=== Set task ===
Each line containing the word "JSON" must be reported.

========================================================================

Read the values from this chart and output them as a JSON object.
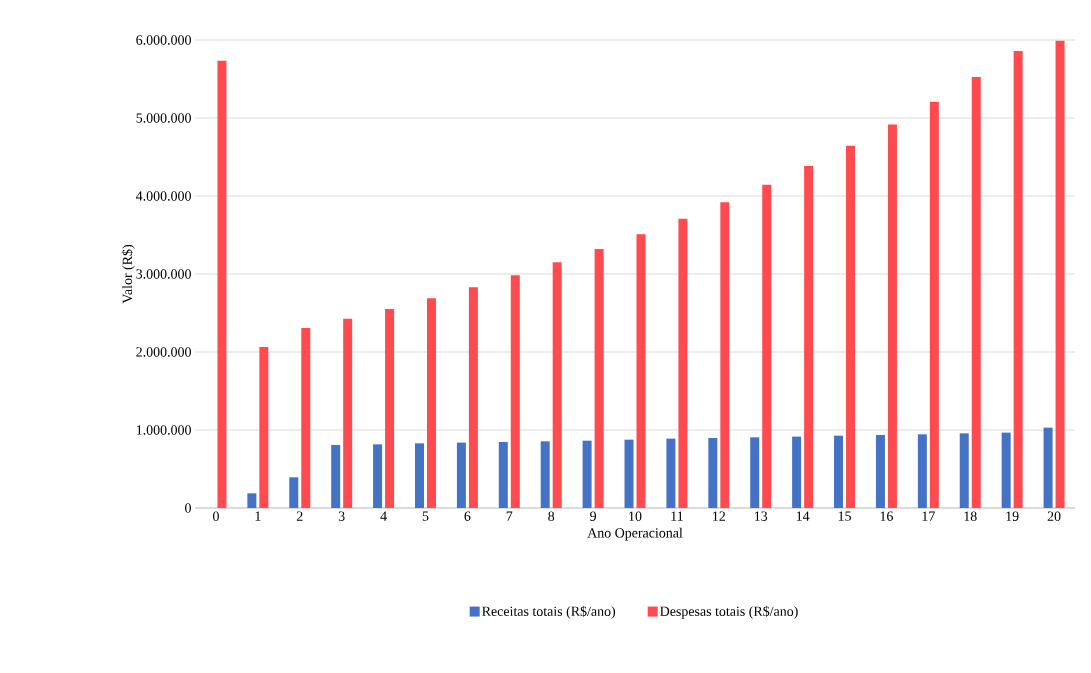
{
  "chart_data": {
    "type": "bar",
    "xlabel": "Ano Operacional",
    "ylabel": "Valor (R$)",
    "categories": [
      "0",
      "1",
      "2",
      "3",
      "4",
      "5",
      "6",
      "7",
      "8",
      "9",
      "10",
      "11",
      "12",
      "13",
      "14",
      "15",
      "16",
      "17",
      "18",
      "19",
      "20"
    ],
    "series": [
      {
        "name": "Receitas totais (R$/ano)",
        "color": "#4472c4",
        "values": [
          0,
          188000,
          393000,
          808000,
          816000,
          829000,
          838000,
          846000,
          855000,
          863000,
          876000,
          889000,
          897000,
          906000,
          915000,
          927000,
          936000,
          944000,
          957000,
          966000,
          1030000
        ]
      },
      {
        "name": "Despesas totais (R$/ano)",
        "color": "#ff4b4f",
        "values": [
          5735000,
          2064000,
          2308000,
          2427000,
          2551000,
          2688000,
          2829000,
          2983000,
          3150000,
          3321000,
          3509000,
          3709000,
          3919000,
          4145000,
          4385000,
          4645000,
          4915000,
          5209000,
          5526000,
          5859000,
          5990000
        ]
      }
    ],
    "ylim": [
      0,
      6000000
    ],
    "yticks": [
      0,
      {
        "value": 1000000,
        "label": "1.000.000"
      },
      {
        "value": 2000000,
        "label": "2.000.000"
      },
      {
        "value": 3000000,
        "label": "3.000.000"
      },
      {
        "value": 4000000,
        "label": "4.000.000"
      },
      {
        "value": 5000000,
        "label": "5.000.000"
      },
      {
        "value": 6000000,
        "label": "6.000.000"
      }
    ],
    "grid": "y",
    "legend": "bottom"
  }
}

========================================================================

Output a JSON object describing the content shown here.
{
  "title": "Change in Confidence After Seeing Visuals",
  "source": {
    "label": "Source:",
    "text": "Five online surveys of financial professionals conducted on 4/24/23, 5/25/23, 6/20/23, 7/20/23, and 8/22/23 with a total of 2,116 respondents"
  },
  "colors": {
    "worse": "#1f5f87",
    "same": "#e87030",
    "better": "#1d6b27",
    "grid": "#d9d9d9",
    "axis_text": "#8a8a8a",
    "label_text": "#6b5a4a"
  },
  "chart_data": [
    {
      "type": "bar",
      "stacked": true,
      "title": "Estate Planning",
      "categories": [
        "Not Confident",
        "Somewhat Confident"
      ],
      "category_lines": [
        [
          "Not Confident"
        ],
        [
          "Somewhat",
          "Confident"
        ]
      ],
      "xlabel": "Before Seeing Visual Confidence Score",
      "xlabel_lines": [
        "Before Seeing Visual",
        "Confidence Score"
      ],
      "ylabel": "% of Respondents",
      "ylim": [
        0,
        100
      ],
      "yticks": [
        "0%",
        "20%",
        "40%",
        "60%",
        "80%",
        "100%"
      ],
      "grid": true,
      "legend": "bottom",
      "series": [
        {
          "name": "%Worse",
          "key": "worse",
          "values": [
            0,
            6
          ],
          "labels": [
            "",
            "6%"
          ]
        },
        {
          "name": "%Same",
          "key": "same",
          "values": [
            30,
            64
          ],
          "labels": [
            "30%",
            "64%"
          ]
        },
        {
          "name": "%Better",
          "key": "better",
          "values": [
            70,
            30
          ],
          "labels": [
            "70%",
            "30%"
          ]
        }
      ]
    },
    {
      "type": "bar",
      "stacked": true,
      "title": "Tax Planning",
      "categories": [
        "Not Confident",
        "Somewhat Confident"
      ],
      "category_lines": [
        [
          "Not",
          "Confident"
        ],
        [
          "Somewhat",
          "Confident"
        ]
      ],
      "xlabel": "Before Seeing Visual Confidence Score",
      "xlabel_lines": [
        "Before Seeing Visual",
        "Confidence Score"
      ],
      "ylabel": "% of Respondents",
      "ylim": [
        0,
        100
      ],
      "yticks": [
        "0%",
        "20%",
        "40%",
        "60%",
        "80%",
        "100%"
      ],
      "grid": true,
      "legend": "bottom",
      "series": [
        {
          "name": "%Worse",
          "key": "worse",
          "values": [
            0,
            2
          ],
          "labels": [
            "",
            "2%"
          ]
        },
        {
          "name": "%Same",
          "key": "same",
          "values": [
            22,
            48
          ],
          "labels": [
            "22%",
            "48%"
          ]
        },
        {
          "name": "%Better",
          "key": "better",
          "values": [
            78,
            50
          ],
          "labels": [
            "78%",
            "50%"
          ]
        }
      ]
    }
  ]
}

========================================================================

=== Exercise result ===
Read the values from this chart and output them as a JSON object.
Output a JSON object describing the content shown here.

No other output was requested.